:: Dataset rows ::
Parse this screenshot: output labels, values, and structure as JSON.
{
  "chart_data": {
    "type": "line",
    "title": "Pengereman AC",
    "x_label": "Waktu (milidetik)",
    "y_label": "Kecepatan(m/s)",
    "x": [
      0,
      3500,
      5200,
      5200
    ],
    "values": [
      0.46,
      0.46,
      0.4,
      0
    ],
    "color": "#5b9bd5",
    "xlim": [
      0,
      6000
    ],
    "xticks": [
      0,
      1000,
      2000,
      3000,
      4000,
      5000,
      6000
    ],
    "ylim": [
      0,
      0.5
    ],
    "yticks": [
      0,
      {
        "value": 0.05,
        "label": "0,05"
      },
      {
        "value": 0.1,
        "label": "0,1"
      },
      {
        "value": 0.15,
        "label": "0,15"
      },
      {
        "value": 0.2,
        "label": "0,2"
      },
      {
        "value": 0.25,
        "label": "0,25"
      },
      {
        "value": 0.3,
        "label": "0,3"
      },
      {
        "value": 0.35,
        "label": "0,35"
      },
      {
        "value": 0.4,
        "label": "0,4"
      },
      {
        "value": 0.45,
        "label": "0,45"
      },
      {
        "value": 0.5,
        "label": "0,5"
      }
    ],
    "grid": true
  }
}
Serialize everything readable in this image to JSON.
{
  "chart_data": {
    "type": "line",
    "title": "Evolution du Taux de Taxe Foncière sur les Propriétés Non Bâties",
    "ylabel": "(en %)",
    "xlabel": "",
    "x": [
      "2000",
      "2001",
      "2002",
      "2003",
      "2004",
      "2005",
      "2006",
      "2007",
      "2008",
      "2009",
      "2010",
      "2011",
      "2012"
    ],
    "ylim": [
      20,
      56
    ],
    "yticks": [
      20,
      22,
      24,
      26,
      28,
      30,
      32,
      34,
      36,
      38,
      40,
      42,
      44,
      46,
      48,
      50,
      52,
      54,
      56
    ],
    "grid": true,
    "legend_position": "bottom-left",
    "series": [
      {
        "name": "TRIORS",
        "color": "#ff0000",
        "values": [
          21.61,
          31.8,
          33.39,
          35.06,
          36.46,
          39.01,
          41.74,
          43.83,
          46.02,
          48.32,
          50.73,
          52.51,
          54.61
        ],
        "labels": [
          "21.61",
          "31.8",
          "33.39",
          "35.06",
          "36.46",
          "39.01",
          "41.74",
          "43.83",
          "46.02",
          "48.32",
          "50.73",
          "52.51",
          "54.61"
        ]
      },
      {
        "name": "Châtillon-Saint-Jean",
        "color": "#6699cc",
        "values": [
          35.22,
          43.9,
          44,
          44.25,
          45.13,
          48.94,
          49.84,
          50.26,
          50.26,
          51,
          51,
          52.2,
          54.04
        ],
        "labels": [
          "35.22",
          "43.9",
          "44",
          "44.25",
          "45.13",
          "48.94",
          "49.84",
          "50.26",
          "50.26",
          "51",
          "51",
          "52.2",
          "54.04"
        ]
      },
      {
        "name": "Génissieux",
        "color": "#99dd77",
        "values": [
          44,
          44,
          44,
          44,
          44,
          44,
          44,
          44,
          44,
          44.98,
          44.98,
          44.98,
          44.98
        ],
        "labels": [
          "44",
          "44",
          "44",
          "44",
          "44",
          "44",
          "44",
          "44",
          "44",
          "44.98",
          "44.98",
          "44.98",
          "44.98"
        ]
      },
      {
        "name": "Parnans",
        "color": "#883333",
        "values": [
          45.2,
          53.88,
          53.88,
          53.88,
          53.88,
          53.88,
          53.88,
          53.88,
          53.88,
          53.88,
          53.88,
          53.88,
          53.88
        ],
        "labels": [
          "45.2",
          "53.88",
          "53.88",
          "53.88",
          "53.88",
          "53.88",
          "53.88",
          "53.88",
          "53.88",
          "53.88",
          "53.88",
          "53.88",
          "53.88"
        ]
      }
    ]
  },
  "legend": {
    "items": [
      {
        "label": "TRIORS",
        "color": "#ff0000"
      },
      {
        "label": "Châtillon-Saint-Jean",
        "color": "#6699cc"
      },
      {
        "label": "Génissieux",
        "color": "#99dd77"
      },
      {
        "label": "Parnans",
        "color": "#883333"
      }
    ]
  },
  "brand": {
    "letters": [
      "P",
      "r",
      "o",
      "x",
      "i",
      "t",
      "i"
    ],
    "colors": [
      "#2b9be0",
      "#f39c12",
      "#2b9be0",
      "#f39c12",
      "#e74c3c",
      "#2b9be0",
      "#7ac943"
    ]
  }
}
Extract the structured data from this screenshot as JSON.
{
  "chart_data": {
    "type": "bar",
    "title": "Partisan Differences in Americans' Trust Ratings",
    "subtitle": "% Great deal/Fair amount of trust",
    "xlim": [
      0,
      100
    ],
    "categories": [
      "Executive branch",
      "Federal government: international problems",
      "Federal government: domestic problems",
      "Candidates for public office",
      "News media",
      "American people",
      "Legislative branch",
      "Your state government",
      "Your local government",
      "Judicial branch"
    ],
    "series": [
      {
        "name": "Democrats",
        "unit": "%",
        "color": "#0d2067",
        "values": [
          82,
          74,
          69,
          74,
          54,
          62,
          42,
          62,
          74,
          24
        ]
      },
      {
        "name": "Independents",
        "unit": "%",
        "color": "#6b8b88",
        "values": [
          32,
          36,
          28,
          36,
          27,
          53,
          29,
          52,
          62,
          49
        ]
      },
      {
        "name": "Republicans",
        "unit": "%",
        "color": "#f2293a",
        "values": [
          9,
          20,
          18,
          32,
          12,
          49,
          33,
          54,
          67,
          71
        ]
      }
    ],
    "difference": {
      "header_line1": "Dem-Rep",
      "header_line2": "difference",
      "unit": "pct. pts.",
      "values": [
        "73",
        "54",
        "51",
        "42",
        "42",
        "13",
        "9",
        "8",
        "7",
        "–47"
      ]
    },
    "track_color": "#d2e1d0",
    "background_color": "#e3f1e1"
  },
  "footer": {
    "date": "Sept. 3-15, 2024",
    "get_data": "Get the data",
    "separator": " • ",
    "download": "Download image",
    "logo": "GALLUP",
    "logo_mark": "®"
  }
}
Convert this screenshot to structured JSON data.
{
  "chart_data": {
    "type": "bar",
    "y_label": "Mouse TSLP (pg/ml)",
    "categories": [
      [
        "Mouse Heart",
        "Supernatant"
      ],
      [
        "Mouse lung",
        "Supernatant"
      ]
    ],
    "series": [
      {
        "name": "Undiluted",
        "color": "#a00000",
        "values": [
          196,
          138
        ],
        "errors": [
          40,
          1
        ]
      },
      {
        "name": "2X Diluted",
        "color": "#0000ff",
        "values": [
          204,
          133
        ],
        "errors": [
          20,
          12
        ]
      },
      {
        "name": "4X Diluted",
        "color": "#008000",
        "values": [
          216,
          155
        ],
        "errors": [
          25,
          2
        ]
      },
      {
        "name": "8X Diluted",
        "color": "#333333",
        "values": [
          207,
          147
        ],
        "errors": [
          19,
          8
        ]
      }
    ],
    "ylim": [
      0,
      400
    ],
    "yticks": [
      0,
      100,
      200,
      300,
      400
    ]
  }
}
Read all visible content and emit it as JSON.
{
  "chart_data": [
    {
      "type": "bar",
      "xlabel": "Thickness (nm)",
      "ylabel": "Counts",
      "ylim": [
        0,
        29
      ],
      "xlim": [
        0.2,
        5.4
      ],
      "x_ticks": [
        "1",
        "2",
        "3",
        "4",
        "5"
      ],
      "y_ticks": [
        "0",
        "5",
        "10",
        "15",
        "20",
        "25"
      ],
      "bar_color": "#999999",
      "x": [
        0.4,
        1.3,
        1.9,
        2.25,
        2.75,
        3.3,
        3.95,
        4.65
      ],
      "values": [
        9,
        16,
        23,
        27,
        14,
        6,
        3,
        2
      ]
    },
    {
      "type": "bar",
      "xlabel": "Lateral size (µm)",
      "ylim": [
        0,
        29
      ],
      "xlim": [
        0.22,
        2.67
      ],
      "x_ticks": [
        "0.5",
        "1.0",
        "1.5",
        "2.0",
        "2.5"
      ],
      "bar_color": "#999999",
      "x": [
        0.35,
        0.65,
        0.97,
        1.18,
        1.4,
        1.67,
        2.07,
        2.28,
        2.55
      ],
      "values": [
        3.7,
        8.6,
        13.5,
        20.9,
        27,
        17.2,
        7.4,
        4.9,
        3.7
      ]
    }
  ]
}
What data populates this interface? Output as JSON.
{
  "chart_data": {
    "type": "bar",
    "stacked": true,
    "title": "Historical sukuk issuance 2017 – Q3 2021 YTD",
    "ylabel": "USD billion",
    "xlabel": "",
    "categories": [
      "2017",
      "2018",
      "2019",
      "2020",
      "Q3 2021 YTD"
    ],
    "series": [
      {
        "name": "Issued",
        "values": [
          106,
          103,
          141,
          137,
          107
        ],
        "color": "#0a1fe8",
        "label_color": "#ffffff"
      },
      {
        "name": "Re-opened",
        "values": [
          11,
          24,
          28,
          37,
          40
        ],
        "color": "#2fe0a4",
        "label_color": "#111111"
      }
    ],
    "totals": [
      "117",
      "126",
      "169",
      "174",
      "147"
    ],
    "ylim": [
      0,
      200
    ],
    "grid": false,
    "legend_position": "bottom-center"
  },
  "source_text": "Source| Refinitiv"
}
:::
• Exercise directions:
What is the number of lines in the records that contain the word "Your"? Answer with the number and nothing else.

• Task result:
2